▶ **DATA ROWS**
● ● ● ● ●
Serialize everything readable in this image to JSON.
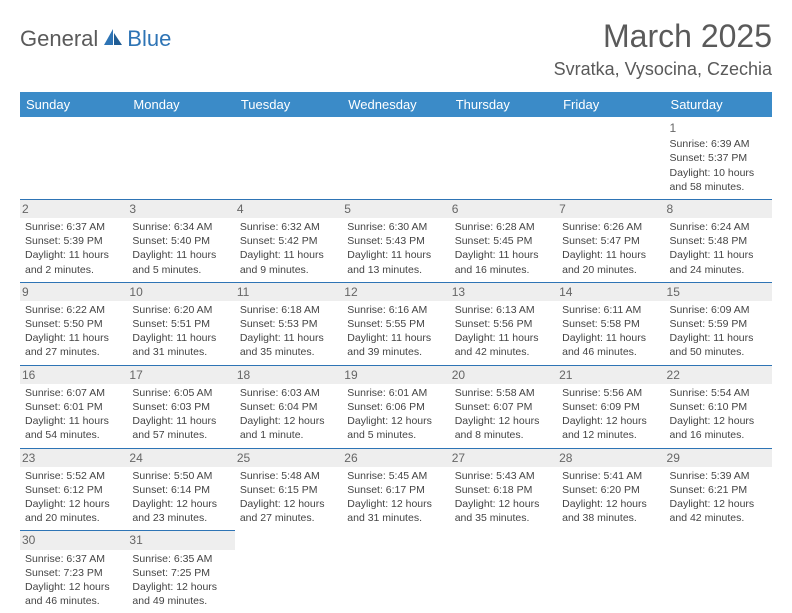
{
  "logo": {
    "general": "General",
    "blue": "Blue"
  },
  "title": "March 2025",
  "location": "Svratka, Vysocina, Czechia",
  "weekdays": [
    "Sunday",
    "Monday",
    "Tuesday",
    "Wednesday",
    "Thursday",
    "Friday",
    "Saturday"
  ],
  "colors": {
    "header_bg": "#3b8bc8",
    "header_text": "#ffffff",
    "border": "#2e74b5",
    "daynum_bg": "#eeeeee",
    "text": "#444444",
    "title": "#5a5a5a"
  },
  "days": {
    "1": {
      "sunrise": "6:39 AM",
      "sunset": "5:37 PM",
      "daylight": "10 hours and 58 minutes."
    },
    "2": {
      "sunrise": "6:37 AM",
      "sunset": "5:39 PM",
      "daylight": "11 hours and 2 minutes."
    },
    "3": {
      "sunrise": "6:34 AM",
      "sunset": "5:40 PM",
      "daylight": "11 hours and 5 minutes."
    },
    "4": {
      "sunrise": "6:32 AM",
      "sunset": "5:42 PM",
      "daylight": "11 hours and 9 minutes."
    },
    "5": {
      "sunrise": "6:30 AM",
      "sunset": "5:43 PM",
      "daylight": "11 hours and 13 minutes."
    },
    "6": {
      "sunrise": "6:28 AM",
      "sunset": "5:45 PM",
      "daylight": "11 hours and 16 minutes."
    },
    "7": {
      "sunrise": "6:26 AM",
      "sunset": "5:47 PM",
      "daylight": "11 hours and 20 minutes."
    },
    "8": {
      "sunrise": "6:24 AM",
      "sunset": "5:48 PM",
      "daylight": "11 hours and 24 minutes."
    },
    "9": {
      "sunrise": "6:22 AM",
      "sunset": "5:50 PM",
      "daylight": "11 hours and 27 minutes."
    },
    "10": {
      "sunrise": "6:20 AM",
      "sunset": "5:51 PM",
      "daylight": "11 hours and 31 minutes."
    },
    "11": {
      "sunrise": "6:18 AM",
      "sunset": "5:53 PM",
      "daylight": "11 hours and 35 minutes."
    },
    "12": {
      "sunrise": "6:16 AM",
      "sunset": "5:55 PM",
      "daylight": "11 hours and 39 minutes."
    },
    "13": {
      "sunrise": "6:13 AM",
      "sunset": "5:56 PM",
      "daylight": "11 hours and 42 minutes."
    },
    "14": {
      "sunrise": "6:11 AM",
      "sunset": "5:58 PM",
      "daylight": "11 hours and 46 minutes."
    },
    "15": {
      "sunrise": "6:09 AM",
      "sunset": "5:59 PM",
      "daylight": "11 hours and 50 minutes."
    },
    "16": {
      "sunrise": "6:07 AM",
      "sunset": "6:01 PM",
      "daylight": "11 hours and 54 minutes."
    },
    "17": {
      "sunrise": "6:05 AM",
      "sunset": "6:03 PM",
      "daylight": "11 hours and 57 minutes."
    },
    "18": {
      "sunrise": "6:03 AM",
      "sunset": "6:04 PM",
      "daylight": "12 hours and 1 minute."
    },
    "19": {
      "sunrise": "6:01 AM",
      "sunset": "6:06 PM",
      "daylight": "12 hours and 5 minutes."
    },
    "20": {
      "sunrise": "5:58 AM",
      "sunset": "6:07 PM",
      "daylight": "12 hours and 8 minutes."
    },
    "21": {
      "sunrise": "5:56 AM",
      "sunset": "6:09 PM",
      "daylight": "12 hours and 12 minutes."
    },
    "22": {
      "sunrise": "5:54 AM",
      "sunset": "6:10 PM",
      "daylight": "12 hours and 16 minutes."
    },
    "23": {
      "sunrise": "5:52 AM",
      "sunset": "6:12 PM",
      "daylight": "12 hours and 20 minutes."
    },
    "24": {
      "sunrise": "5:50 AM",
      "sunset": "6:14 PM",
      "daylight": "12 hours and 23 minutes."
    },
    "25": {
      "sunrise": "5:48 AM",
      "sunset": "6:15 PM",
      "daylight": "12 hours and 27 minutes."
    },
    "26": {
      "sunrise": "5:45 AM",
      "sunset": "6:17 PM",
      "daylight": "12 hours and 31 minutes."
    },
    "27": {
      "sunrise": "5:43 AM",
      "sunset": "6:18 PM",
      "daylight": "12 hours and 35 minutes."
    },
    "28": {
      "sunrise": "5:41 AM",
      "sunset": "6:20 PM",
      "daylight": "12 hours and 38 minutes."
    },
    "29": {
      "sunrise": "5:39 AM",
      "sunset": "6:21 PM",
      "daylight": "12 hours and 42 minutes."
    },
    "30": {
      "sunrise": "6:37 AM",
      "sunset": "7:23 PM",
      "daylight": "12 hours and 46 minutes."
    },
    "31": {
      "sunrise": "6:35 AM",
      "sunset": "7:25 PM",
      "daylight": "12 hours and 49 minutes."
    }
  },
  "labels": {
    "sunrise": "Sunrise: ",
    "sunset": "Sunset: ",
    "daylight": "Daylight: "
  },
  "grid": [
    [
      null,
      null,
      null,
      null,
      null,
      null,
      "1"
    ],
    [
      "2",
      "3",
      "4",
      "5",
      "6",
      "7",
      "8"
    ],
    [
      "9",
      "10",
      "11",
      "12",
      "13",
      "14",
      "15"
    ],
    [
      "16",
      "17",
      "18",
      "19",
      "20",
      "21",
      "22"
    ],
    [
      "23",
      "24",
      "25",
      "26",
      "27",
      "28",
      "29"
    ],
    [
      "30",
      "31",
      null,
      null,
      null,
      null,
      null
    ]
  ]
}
● ● ● ● ●
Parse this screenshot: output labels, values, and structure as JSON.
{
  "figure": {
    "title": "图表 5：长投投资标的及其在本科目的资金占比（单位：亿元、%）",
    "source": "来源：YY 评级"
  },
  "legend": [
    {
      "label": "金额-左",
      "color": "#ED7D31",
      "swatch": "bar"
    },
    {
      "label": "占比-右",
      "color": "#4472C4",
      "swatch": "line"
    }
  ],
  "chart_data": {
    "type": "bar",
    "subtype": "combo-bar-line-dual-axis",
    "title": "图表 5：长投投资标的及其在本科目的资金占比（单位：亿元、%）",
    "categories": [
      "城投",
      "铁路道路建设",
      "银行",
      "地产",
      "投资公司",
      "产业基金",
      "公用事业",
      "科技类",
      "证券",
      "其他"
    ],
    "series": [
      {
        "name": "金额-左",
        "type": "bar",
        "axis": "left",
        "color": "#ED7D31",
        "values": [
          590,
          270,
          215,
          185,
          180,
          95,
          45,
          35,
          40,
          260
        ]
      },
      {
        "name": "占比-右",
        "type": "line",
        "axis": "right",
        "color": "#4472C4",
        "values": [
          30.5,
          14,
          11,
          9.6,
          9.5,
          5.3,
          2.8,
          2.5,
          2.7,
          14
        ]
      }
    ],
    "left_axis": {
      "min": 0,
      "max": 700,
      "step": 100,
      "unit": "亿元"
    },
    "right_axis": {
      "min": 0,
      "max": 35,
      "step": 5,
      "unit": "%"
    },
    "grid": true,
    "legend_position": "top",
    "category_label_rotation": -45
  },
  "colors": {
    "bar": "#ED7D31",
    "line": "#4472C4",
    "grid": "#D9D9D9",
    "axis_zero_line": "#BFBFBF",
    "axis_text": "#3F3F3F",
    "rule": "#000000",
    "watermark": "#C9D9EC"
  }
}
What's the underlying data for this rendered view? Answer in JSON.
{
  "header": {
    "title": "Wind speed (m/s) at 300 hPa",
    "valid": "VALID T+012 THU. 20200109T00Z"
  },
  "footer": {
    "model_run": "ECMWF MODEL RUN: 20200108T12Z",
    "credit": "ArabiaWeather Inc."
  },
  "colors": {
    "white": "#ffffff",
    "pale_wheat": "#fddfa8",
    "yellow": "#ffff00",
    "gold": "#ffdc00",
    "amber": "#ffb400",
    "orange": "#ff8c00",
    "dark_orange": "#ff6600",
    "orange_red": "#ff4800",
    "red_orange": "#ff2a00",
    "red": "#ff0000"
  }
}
● ● ● ● ●
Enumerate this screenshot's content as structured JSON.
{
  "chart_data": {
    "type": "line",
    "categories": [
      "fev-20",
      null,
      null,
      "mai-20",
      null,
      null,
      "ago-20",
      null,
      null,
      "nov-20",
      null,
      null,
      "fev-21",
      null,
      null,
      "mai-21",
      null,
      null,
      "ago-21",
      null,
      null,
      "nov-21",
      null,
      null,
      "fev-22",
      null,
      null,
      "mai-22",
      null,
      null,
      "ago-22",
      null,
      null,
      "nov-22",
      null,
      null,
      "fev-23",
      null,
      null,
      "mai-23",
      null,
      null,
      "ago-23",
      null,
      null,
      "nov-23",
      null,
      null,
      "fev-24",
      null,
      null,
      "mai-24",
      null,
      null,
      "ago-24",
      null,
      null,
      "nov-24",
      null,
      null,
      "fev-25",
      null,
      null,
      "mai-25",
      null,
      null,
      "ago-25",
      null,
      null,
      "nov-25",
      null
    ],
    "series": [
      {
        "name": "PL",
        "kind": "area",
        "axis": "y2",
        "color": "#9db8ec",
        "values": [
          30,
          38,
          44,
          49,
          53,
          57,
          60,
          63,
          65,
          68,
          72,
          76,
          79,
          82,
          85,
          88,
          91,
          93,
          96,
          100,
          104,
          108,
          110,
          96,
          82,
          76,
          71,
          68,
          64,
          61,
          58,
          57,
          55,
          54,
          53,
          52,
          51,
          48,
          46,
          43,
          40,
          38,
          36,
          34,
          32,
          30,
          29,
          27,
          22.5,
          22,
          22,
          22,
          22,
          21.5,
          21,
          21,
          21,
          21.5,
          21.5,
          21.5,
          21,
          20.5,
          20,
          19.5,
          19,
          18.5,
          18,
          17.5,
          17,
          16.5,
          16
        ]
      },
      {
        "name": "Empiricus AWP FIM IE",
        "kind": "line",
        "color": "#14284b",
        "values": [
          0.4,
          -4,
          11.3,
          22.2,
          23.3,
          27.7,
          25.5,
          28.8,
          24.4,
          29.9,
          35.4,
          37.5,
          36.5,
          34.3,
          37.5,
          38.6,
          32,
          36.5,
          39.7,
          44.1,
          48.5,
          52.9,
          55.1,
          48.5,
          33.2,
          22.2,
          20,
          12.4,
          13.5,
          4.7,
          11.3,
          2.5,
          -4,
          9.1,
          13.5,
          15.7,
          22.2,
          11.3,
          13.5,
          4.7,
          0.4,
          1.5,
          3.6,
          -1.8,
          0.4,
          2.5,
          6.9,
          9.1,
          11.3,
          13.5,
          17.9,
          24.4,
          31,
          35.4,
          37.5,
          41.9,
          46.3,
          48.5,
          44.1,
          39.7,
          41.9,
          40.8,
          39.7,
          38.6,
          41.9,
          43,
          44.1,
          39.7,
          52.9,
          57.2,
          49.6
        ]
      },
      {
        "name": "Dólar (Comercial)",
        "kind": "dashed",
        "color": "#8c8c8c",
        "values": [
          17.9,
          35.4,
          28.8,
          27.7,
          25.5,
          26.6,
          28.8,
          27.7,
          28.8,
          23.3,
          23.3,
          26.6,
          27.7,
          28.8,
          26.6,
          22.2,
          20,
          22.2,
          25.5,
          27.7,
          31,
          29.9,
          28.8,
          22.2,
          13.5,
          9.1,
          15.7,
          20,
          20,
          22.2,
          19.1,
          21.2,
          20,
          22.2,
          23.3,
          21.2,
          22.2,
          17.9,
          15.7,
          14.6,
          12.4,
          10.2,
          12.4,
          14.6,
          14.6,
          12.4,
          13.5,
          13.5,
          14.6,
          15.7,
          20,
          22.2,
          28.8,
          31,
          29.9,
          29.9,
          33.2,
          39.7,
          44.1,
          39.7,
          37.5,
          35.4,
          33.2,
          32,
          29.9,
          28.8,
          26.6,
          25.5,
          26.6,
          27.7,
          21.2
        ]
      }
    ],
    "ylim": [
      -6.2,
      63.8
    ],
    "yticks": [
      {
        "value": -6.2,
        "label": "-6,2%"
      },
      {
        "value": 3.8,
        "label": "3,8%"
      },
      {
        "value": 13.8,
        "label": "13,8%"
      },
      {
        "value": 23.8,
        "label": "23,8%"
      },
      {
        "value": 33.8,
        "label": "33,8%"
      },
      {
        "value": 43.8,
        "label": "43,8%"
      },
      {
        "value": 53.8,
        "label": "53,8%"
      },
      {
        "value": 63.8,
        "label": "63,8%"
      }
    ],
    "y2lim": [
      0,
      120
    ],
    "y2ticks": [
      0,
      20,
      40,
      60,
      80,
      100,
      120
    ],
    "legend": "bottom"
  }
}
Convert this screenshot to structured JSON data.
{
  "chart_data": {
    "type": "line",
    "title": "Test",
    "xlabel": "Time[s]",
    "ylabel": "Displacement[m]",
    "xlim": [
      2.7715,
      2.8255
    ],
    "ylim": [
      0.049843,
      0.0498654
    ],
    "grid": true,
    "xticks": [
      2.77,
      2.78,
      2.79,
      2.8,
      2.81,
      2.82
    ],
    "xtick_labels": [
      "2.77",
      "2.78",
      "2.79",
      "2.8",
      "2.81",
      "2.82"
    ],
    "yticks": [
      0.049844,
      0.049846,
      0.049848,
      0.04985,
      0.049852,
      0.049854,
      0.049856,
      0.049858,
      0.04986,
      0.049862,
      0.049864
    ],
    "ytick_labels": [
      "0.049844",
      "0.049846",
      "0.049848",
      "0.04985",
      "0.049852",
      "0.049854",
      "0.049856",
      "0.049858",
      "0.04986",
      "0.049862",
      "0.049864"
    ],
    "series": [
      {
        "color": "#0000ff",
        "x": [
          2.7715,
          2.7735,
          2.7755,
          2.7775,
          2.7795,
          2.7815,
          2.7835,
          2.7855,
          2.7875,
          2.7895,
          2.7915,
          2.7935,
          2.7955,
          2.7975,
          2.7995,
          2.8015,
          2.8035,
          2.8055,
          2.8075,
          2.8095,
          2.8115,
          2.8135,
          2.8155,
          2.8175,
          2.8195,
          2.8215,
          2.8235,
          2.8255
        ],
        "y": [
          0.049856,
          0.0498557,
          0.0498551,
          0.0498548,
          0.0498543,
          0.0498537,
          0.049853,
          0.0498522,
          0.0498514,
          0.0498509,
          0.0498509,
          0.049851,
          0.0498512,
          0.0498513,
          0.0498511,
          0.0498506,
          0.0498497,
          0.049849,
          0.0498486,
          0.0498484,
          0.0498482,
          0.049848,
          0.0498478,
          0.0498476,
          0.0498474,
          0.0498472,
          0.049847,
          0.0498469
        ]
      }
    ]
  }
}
● ● ● ● ●
▶ **PROBLEM**
Collect each line of the entries that has the word "JSON", copying it in full.

▶ **RESPONSE TO THE EXERCISE**
Serialize everything readable in this image to JSON.
Parse this screenshot: output labels, values, and structure as JSON.
What's the underlying data for this rendered view? Answer in JSON.
Enumerate this screenshot's content as structured JSON.
Convert this screenshot to structured JSON data.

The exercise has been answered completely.